CONSIGNE:
Répondez à ces questions d'après le résumé sur le féminisme dans le roman Bojԑlԑnu :
(a) Où et à quelle époque le féminisme est-il apparu ?
(b) Avec qui l'entretien a-t-il été mené ?
(c) En quoi se muera la volonté de Ya Bogolonu de s'ébattre sexuellement avec son bienfaiteur ?

BLOC DE TEXTE:
REGARD CRITIQUE SUR LE FEMINISME ASSIMILE AU SEXE PAR LA VOLONTE DE LA FEMME DANS LE ROMAN BOJԐLԐNU DE APOVO
Abstract
Le féminisme est un mouvement social paru en Europe à la fin du XIXe siècle pour dénoncer la
contradiction entre l’idée de droits de l’homme et la subordination légale des femmes. Cette critique
sociale et politique des rapports de masculinité et de la féminité, résultat d’un mimétisme béat en
Afrique, n’a pas prospéré dans le rang des femmes intellectuelles. On peut s’interroger
sociologiquement sur les sources d’insatisfaction de la femme africaine, puisqu’elle a du mal à se
contenter de son sexe jusqu’au point de vouloir se rebeller contre la société africaine, considérée,
comme phallocrate. La démarche méthodologique est fondée d’abord sur la pluridisciplinarité, faisant
appel à la séquentialisation pour analyser le roman Bojԑlԑnu ; ensuite l’histoire de vie qui a permis
l’entretien avec un groupe de deux femmes : une styliste en contraste avec une ménagère. Prise de
ferveur face au dénouement de sa situation critique devenue prometteuse, la volonté de Ya Bogolonu
de s’ébattre sexuellement avec son bienfaiteur, qui l’a éconduite, se muera en une insolence dont
l’analyse tentera de s’interroger pour déterminer si dans l’euphorie de ses performances sociales et
professionnelles, la femme ne peut-elle pas avoir mal à son sexe.

[Données d'analyse de la mise en page]
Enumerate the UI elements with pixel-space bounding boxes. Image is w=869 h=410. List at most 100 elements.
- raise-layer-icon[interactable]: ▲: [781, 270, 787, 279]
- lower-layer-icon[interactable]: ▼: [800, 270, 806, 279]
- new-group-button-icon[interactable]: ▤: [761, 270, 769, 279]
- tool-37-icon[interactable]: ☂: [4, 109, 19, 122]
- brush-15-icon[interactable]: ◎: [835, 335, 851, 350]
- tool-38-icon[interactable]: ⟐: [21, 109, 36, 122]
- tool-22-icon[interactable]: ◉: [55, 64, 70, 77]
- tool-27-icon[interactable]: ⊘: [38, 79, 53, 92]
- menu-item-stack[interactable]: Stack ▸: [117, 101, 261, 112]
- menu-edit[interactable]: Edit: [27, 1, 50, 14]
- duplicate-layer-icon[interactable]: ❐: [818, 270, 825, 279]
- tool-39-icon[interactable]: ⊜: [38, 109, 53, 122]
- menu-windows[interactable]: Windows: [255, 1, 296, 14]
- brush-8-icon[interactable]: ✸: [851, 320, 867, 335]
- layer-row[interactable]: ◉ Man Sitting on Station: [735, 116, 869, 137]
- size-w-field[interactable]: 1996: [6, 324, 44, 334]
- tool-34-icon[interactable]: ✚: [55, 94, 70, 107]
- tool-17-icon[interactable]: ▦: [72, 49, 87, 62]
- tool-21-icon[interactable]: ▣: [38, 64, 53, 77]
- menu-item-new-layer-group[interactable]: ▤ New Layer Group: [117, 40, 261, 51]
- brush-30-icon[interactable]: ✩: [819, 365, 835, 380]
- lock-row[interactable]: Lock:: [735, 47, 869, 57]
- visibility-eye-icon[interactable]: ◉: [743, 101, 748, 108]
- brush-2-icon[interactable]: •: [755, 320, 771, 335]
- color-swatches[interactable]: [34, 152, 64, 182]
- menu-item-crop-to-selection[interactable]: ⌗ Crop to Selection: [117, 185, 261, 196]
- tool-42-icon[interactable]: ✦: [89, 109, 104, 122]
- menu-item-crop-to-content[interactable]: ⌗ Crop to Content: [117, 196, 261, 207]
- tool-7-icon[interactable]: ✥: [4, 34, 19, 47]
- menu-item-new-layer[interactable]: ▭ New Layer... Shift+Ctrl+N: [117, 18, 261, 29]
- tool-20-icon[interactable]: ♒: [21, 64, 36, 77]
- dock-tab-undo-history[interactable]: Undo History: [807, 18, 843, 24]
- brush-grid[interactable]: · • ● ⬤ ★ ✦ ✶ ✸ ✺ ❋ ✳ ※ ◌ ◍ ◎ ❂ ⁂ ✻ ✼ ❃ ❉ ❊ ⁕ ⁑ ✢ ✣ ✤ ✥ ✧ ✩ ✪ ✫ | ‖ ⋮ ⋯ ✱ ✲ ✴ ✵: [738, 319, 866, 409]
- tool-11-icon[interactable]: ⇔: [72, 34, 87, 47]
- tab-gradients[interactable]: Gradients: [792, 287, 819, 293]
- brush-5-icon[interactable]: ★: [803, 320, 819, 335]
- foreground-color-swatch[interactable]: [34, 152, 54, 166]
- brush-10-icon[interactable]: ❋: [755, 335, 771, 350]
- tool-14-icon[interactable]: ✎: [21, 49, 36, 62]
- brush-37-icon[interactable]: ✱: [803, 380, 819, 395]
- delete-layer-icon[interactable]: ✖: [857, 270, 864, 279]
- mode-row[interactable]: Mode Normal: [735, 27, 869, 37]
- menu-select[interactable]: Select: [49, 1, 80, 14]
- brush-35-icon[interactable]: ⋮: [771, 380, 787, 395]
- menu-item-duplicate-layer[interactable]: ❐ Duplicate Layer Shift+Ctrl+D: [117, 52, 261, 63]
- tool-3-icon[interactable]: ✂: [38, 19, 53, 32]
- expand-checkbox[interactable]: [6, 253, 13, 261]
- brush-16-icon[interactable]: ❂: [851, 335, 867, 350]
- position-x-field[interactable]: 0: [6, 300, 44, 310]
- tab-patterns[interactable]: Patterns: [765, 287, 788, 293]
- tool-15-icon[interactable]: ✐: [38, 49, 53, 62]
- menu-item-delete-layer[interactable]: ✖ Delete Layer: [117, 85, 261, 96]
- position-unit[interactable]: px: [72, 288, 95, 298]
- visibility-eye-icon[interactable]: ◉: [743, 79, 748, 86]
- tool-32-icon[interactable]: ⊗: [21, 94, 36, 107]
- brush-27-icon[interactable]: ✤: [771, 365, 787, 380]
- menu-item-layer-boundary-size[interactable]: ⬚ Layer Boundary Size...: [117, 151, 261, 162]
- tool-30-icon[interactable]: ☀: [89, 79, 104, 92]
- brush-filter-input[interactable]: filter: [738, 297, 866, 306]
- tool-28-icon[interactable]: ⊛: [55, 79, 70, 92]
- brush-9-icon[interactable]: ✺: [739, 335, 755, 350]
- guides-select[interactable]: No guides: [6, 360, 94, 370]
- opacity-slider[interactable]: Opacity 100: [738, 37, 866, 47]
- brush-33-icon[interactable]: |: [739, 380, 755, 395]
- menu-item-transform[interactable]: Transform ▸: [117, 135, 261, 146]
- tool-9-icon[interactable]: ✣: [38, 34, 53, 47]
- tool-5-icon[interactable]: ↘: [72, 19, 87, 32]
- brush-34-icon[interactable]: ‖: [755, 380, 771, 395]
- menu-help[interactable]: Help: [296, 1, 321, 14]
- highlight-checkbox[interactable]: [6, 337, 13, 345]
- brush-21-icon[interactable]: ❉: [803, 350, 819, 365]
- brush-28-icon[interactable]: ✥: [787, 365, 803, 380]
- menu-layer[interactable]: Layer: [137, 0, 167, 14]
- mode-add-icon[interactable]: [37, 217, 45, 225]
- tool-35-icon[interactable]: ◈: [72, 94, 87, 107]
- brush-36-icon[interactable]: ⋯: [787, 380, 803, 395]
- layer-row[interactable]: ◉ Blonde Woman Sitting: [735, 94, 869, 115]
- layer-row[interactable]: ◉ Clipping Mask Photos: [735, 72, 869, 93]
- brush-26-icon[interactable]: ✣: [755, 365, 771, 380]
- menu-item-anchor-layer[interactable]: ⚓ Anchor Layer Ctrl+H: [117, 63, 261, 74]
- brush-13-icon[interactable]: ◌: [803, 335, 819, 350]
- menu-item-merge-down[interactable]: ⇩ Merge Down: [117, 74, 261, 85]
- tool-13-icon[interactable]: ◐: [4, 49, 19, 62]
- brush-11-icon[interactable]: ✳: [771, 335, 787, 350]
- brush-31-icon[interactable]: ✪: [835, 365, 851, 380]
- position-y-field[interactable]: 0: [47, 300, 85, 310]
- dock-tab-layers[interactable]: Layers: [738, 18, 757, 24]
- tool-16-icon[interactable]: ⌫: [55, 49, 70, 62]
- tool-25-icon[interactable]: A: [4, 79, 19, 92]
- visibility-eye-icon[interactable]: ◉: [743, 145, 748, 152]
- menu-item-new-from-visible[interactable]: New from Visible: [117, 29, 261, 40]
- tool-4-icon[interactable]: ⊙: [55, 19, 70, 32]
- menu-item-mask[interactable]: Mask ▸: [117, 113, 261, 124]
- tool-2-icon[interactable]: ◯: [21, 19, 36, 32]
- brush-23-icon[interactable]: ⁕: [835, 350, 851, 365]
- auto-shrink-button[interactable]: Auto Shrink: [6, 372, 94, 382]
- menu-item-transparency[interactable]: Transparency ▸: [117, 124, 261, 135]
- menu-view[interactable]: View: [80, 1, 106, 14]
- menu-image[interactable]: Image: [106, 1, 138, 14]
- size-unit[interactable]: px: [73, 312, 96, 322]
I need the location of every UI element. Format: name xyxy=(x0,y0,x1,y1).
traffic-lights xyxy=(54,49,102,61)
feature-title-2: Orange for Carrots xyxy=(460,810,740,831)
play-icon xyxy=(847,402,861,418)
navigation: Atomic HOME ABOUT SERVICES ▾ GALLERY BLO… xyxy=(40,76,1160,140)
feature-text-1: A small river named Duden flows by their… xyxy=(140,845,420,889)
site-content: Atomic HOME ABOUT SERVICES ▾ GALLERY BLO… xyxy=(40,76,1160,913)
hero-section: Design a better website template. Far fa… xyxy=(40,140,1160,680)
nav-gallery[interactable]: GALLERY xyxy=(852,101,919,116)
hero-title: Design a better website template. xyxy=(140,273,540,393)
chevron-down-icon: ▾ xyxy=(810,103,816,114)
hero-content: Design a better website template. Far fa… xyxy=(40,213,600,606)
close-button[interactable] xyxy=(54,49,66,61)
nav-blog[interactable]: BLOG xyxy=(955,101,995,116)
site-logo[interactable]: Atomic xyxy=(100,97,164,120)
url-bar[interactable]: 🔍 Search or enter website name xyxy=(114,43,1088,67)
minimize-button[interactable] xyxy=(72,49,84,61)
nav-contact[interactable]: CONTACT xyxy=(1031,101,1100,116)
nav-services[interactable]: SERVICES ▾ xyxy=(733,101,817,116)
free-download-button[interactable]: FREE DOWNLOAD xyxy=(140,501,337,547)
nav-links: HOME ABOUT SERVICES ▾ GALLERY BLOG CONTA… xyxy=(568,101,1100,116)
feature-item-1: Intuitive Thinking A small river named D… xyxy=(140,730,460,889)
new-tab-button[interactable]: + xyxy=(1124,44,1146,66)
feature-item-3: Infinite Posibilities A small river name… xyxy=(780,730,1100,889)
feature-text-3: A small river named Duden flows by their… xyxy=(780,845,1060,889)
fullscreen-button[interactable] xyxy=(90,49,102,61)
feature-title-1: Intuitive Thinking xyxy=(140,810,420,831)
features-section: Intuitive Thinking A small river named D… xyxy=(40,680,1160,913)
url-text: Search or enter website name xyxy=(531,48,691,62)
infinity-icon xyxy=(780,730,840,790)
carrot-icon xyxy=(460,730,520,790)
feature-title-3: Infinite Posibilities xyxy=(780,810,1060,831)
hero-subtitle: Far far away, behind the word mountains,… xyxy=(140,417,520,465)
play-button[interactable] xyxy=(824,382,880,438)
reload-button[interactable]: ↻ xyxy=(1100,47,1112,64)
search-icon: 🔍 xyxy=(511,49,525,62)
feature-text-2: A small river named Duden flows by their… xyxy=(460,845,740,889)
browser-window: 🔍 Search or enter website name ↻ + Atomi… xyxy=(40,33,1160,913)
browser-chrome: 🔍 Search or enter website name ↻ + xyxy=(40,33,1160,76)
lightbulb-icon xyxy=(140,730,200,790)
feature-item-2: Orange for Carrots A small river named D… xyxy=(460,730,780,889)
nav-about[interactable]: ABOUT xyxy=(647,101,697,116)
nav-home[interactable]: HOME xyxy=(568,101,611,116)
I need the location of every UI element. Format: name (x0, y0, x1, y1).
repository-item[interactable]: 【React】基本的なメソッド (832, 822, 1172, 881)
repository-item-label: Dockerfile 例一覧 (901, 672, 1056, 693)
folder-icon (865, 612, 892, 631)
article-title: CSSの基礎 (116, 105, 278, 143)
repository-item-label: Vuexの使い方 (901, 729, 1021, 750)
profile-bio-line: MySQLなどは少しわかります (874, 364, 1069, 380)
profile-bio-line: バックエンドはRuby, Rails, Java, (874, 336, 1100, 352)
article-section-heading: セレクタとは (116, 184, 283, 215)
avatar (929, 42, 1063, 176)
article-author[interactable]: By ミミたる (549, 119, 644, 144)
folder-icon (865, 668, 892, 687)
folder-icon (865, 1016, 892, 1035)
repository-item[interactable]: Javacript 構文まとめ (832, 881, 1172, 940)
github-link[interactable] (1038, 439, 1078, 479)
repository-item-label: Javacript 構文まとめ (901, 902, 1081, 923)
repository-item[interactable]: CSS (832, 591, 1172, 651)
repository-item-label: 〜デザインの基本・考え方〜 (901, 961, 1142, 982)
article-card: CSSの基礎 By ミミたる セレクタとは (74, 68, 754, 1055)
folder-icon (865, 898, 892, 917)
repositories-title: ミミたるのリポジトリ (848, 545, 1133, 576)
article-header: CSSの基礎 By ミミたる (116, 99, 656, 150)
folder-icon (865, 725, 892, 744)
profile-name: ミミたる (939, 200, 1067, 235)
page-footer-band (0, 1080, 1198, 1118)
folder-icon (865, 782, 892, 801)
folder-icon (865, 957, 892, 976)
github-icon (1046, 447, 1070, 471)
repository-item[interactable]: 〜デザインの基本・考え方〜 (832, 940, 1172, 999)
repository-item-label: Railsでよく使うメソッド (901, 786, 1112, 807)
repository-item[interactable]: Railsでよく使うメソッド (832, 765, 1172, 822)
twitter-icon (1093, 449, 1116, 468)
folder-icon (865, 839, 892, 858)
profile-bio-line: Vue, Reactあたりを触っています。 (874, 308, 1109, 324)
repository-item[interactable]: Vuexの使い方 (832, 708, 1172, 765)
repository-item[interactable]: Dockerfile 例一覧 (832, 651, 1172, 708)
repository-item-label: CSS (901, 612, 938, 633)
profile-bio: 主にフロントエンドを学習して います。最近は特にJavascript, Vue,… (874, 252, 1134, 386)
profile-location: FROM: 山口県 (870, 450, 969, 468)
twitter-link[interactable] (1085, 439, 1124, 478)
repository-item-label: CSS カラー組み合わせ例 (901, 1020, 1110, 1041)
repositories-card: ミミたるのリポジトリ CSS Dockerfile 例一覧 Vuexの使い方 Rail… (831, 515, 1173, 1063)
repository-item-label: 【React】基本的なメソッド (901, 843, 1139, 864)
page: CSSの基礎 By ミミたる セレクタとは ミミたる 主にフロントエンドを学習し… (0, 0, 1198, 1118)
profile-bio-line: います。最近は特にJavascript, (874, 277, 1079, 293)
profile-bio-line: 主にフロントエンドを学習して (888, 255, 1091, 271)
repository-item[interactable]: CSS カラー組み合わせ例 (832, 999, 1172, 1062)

RÉPONSE:
(a) Le féminisme est apparu en Europe, à la fin du XIXe siècle.
(b) L'entretien a été mené avec un groupe de deux femmes, une styliste et une ménagère.
(c) Cette volonté se muera en une insolence.